### [WHAT IS REQUIRED]
Every line that contains the word "Straży" should be copied out.

══ MATERIAL ══

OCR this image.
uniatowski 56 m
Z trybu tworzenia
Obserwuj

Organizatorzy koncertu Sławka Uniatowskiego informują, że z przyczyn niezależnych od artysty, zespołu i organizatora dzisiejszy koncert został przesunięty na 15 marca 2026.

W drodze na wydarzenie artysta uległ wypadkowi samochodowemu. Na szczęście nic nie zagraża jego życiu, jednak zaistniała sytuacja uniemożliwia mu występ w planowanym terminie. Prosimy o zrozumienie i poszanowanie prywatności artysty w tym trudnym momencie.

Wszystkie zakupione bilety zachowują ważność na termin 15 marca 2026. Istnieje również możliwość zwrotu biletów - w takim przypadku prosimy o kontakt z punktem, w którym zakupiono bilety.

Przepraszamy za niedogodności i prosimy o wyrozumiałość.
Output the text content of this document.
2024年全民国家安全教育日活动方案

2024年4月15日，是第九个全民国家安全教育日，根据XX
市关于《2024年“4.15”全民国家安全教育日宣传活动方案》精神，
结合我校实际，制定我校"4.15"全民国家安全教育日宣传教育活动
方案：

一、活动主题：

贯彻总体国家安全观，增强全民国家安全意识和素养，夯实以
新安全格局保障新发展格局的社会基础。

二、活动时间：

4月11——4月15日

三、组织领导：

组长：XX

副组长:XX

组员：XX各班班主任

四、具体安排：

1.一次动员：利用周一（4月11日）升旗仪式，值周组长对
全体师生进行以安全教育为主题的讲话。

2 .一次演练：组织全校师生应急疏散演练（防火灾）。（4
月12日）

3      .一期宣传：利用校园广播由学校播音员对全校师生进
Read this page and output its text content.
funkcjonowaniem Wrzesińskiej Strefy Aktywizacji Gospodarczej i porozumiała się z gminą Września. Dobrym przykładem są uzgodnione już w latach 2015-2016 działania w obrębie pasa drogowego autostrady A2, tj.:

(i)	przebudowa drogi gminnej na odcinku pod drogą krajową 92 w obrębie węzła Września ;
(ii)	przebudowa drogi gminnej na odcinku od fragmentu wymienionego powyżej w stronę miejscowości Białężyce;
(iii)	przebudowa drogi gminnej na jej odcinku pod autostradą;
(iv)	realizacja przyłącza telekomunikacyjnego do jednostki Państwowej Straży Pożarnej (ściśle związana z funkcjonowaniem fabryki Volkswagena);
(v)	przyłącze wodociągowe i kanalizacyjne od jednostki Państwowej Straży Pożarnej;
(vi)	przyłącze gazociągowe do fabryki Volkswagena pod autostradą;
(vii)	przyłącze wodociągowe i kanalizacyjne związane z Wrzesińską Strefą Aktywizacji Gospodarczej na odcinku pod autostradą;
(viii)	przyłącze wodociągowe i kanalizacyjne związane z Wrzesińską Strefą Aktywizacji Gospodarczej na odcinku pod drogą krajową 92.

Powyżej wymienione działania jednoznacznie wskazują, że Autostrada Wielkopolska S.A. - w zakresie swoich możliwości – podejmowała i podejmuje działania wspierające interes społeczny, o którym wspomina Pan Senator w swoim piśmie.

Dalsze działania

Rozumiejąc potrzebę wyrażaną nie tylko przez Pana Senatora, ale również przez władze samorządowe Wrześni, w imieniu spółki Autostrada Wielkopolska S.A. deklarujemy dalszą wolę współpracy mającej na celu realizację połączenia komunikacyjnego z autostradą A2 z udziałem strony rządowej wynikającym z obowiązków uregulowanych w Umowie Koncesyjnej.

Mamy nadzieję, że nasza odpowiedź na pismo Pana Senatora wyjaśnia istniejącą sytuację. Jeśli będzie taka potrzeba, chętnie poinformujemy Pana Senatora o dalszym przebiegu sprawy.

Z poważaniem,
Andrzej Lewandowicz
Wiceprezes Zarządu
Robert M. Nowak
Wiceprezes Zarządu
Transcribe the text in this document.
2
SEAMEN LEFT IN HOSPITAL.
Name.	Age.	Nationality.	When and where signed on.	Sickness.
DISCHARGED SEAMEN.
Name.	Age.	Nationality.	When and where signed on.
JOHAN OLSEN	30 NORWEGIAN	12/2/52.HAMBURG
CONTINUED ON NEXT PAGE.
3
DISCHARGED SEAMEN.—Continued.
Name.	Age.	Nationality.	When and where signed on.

═══

### [TASK ANSWER]
(iv)	realizacja przyłącza telekomunikacyjnego do jednostki Państwowej Straży Pożarnej (ściśle związana z funkcjonowaniem fabryki Volkswagena);
(v)	przyłącze wodociągowe i kanalizacyjne od jednostki Państwowej Straży Pożarnej;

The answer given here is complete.